**Dataset items:**
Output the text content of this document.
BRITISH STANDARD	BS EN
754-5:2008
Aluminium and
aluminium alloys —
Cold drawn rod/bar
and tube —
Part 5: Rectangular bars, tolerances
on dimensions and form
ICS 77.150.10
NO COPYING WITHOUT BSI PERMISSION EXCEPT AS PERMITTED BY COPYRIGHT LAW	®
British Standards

**SHORT PROBLEM:** Give all the records again. Match them exactly.

**TASK RESULT:**
Output the text content of this document.
BRITISH STANDARD	BS EN
754-5:2008
Aluminium and
aluminium alloys —
Cold drawn rod/bar
and tube —
Part 5: Rectangular bars, tolerances
on dimensions and form
ICS 77.150.10
NO COPYING WITHOUT BSI PERMISSION EXCEPT AS PERMITTED BY COPYRIGHT LAW	®
British Standards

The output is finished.